YOUR INSTRUCTIONS:
Below are some records; give them all again exactly, but not the pictures.

:: DATA LISTING

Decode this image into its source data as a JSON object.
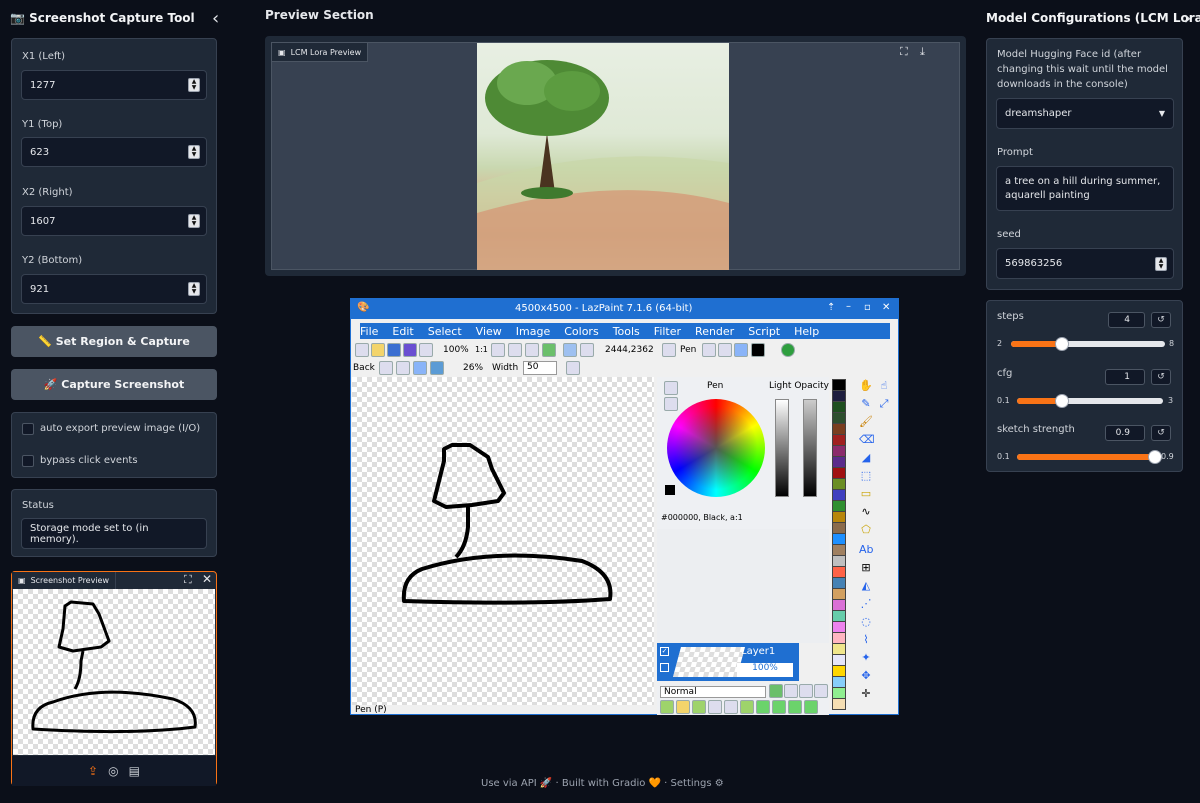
{
  "left": {
    "title": "Screenshot Capture Tool",
    "collapse_glyph": "‹",
    "fields": [
      {
        "label": "X1 (Left)",
        "value": "1277"
      },
      {
        "label": "Y1 (Top)",
        "value": "623"
      },
      {
        "label": "X2 (Right)",
        "value": "1607"
      },
      {
        "label": "Y2 (Bottom)",
        "value": "921"
      }
    ],
    "set_region_label": "📏 Set Region & Capture",
    "capture_label": "🚀 Capture Screenshot",
    "checks": [
      {
        "label": "auto export preview image (I/O)",
        "checked": false
      },
      {
        "label": "bypass click events",
        "checked": false
      }
    ],
    "status_label": "Status",
    "status_value": "Storage mode set to (in memory).",
    "preview_label": "Screenshot Preview"
  },
  "center": {
    "section_title": "Preview Section",
    "lcm_label": "LCM Lora Preview"
  },
  "lazpaint": {
    "window_title": "4500x4500 - LazPaint 7.1.6 (64-bit)",
    "menus": [
      "File",
      "Edit",
      "Select",
      "View",
      "Image",
      "Colors",
      "Tools",
      "Filter",
      "Render",
      "Script",
      "Help"
    ],
    "zoom": "100%",
    "zoom_ratio": "1:1",
    "coords": "2444,2362",
    "tool": "Pen",
    "back_label": "Back",
    "opacity": "26%",
    "width_label": "Width",
    "width_value": "50",
    "pen_label": "Pen",
    "light_opacity_label": "Light Opacity",
    "color_text": "#000000, Black, a:1",
    "layer_name": "Layer1",
    "layer_opacity": "100%",
    "blend_mode": "Normal",
    "status": "Pen (P)",
    "palette": [
      "#000000",
      "#1e1e3f",
      "#1f4f1f",
      "#2e4f2e",
      "#7a3e1f",
      "#a0201f",
      "#8b2b6b",
      "#5b2b8b",
      "#a01010",
      "#6b8e23",
      "#3f3fbf",
      "#2f8f2f",
      "#b8860b",
      "#8b6b4b",
      "#1e90ff",
      "#a08060",
      "#bfbfbf",
      "#ff6347",
      "#4682b4",
      "#d2a060",
      "#da70d6",
      "#66cdaa",
      "#ee82ee",
      "#ffb6c1",
      "#f0e68c",
      "#e6e6fa",
      "#ffd700",
      "#87cefa",
      "#90ee90",
      "#f5deb3"
    ]
  },
  "footer": {
    "api": "Use via API",
    "built": "Built with Gradio",
    "settings": "Settings"
  },
  "right": {
    "title": "Model Configurations (LCM Lora)",
    "model_label": "Model Hugging Face id (after changing this wait until the model downloads in the console)",
    "model_value": "dreamshaper",
    "prompt_label": "Prompt",
    "prompt_value": "a tree on a hill during summer, aquarell painting",
    "seed_label": "seed",
    "seed_value": "569863256",
    "sliders": [
      {
        "label": "steps",
        "value": "4",
        "min": "2",
        "max": "8",
        "fraction": 0.33
      },
      {
        "label": "cfg",
        "value": "1",
        "min": "0.1",
        "max": "3",
        "fraction": 0.31
      },
      {
        "label": "sketch strength",
        "value": "0.9",
        "min": "0.1",
        "max": "0.9",
        "fraction": 1.0
      }
    ]
  },
  "colors": {
    "accent": "#f97316",
    "panel": "#1f2937",
    "bg": "#0b0f19"
  }
}
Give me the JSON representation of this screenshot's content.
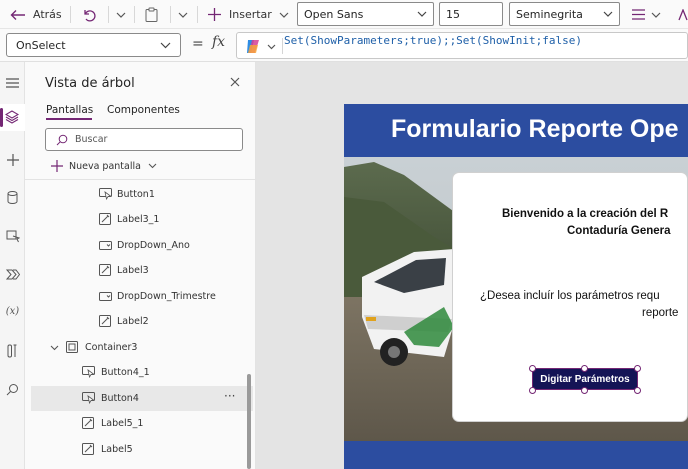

::::

EXERCISE SOLUTION:
Decode this image into its source data as a JSON object.
{
  "left": {
    "title": "Screenshot Capture Tool",
    "collapse_glyph": "‹",
    "fields": [
      {
        "label": "X1 (Left)",
        "value": "1277"
      },
      {
        "label": "Y1 (Top)",
        "value": "623"
      },
      {
        "label": "X2 (Right)",
        "value": "1607"
      },
      {
        "label": "Y2 (Bottom)",
        "value": "921"
      }
    ],
    "set_region_label": "📏 Set Region & Capture",
    "capture_label": "🚀 Capture Screenshot",
    "checks": [
      {
        "label": "auto export preview image (I/O)",
        "checked": false
      },
      {
        "label": "bypass click events",
        "checked": false
      }
    ],
    "status_label": "Status",
    "status_value": "Storage mode set to (in memory).",
    "preview_label": "Screenshot Preview"
  },
  "center": {
    "section_title": "Preview Section",
    "lcm_label": "LCM Lora Preview"
  },
  "lazpaint": {
    "window_title": "4500x4500 - LazPaint 7.1.6 (64-bit)",
    "menus": [
      "File",
      "Edit",
      "Select",
      "View",
      "Image",
      "Colors",
      "Tools",
      "Filter",
      "Render",
      "Script",
      "Help"
    ],
    "zoom": "100%",
    "zoom_ratio": "1:1",
    "coords": "2444,2362",
    "tool": "Pen",
    "back_label": "Back",
    "opacity": "26%",
    "width_label": "Width",
    "width_value": "50",
    "pen_label": "Pen",
    "light_opacity_label": "Light Opacity",
    "color_text": "#000000, Black, a:1",
    "layer_name": "Layer1",
    "layer_opacity": "100%",
    "blend_mode": "Normal",
    "status": "Pen (P)",
    "palette": [
      "#000000",
      "#1e1e3f",
      "#1f4f1f",
      "#2e4f2e",
      "#7a3e1f",
      "#a0201f",
      "#8b2b6b",
      "#5b2b8b",
      "#a01010",
      "#6b8e23",
      "#3f3fbf",
      "#2f8f2f",
      "#b8860b",
      "#8b6b4b",
      "#1e90ff",
      "#a08060",
      "#bfbfbf",
      "#ff6347",
      "#4682b4",
      "#d2a060",
      "#da70d6",
      "#66cdaa",
      "#ee82ee",
      "#ffb6c1",
      "#f0e68c",
      "#e6e6fa",
      "#ffd700",
      "#87cefa",
      "#90ee90",
      "#f5deb3"
    ]
  },
  "footer": {
    "api": "Use via API",
    "built": "Built with Gradio",
    "settings": "Settings"
  },
  "right": {
    "title": "Model Configurations (LCM Lora)",
    "model_label": "Model Hugging Face id (after changing this wait until the model downloads in the console)",
    "model_value": "dreamshaper",
    "prompt_label": "Prompt",
    "prompt_value": "a tree on a hill during summer, aquarell painting",
    "seed_label": "seed",
    "seed_value": "569863256",
    "sliders": [
      {
        "label": "steps",
        "value": "4",
        "min": "2",
        "max": "8",
        "fraction": 0.33
      },
      {
        "label": "cfg",
        "value": "1",
        "min": "0.1",
        "max": "3",
        "fraction": 0.31
      },
      {
        "label": "sketch strength",
        "value": "0.9",
        "min": "0.1",
        "max": "0.9",
        "fraction": 1.0
      }
    ]
  },
  "colors": {
    "accent": "#f97316",
    "panel": "#1f2937",
    "bg": "#0b0f19"
  }
}
Give me the JSON representation of this screenshot's content.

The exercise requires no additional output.